• Data provided:

________________________________________

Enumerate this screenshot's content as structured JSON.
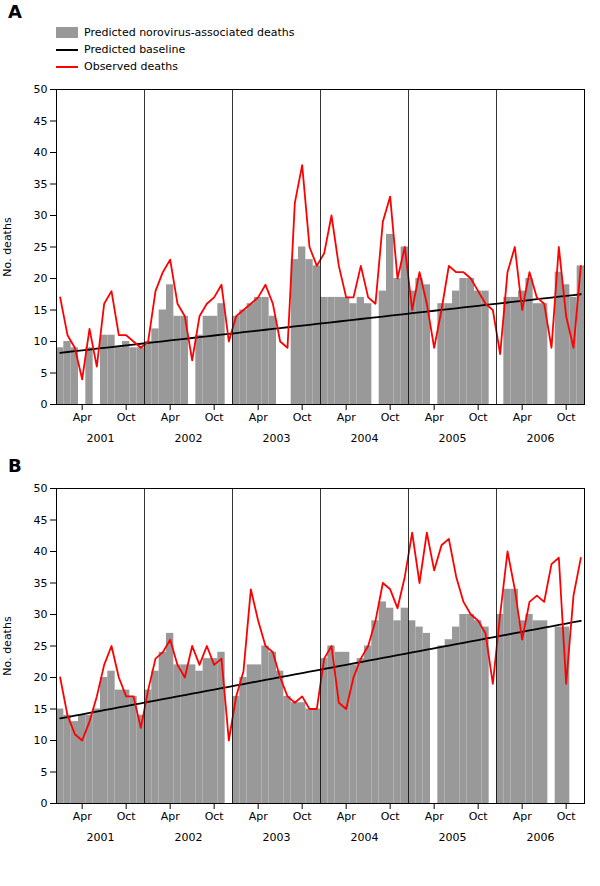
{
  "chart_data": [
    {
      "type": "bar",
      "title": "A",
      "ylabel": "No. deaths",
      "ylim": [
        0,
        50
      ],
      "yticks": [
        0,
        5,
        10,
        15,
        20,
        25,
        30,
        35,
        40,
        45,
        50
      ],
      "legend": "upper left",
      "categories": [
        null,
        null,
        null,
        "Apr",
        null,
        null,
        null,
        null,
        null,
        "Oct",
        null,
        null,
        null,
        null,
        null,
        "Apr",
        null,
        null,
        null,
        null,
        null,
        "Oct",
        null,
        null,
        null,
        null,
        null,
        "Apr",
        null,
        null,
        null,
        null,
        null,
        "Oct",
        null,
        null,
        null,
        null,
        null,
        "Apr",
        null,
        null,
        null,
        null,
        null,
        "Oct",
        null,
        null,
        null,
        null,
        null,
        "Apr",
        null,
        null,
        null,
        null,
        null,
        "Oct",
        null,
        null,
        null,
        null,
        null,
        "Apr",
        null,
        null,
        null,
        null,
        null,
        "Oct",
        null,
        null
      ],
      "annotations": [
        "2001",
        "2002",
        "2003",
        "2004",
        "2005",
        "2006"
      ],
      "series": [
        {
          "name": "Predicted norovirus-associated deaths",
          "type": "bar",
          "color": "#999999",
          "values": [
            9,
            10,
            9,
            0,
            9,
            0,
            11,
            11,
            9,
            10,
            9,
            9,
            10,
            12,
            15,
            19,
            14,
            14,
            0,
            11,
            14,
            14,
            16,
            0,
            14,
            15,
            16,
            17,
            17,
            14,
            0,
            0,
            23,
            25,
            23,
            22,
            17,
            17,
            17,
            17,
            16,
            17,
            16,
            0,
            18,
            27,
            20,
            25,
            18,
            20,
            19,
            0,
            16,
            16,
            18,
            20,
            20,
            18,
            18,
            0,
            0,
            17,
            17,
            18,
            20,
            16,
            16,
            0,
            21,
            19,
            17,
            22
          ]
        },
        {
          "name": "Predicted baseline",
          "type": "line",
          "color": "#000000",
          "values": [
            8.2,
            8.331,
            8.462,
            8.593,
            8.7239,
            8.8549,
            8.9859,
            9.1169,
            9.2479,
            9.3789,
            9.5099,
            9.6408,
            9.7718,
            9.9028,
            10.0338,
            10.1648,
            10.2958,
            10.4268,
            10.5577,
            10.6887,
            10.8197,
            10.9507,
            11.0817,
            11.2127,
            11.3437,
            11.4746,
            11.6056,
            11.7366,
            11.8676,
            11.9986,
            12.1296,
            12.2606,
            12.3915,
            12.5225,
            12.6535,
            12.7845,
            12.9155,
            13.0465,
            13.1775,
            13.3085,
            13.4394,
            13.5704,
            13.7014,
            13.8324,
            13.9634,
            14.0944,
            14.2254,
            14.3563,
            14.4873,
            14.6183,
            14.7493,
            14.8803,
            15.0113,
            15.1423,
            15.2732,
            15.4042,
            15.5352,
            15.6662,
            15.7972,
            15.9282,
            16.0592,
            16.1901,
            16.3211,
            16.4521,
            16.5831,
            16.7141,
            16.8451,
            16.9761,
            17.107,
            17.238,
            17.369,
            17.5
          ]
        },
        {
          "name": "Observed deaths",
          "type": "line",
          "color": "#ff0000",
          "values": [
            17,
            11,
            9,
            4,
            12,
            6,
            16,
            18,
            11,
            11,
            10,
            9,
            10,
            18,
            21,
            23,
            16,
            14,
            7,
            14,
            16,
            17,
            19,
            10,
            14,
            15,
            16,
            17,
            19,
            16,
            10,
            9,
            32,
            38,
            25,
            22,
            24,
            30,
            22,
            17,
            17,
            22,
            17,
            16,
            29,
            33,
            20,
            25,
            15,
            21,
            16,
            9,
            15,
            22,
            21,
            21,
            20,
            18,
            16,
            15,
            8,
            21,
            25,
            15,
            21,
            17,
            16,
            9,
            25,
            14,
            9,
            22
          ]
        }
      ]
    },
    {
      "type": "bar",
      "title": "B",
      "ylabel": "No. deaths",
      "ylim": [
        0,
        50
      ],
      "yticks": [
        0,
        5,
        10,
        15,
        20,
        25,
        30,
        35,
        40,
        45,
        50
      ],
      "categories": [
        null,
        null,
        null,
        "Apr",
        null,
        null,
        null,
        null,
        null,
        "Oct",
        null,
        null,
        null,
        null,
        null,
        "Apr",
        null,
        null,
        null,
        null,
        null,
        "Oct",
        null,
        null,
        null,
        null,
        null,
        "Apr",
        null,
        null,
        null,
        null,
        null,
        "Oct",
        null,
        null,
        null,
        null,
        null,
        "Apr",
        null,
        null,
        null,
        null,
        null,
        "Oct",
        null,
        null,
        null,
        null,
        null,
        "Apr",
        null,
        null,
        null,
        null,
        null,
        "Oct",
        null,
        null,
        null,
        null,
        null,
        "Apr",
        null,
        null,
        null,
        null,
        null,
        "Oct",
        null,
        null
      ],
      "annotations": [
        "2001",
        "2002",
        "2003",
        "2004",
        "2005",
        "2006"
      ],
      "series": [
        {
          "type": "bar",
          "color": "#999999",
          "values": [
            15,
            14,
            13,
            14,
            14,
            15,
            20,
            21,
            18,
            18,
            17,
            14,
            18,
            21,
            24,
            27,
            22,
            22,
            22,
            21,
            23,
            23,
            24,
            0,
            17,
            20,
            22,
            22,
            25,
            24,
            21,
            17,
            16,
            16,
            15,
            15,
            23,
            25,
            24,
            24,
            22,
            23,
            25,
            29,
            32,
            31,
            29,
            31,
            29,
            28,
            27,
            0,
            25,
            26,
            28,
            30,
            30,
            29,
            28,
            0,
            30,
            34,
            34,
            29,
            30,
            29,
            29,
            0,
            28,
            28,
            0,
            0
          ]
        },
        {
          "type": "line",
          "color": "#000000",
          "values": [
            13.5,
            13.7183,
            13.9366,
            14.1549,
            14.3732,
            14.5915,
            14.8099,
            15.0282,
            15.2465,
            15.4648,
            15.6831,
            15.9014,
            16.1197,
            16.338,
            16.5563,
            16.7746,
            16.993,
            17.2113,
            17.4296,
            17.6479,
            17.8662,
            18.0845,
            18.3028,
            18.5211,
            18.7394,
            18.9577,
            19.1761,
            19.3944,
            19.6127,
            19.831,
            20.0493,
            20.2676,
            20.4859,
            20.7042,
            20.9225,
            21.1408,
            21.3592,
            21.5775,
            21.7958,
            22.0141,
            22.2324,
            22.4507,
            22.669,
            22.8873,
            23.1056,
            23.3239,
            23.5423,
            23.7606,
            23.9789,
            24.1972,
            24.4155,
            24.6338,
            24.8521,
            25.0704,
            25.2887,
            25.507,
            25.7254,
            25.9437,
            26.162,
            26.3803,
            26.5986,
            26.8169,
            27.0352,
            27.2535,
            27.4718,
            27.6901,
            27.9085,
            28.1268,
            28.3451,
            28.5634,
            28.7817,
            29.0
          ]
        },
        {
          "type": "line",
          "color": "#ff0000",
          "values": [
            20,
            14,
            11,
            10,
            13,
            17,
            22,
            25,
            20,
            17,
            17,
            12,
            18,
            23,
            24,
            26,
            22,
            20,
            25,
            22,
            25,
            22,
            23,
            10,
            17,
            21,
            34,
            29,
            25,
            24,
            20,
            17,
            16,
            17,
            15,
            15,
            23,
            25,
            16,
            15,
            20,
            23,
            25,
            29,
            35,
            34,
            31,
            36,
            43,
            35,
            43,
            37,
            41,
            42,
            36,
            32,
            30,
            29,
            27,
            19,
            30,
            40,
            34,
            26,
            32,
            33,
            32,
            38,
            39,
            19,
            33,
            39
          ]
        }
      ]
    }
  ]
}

________________________________________

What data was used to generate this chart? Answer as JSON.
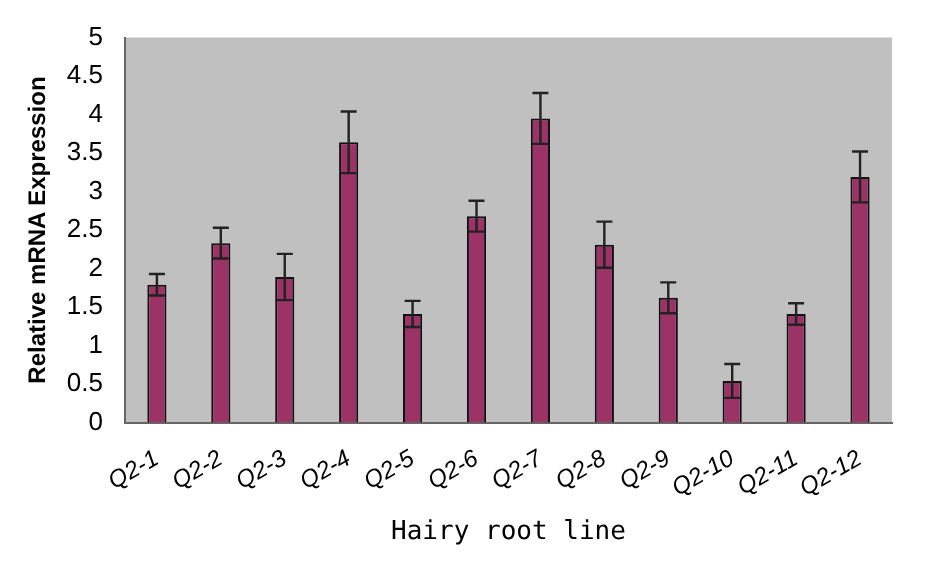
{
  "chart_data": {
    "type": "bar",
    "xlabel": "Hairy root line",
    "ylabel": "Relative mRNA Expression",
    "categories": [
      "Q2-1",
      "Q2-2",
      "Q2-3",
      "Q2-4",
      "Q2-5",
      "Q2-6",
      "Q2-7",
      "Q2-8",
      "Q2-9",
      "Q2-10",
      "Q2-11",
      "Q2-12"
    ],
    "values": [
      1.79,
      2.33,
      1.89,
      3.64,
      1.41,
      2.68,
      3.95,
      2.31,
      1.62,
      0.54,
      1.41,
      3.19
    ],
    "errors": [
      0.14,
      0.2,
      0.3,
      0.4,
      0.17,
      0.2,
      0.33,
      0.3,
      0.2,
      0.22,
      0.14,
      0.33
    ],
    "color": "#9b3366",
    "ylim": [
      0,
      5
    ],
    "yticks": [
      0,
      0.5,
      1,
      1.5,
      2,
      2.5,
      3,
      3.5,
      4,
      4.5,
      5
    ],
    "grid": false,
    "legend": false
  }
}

________________________________________

Search the entries for the string "this" and copy each line where it occurs.

Enumerate this screenshot's content as structured JSON.
What data was used to generate this chart? Answer as JSON.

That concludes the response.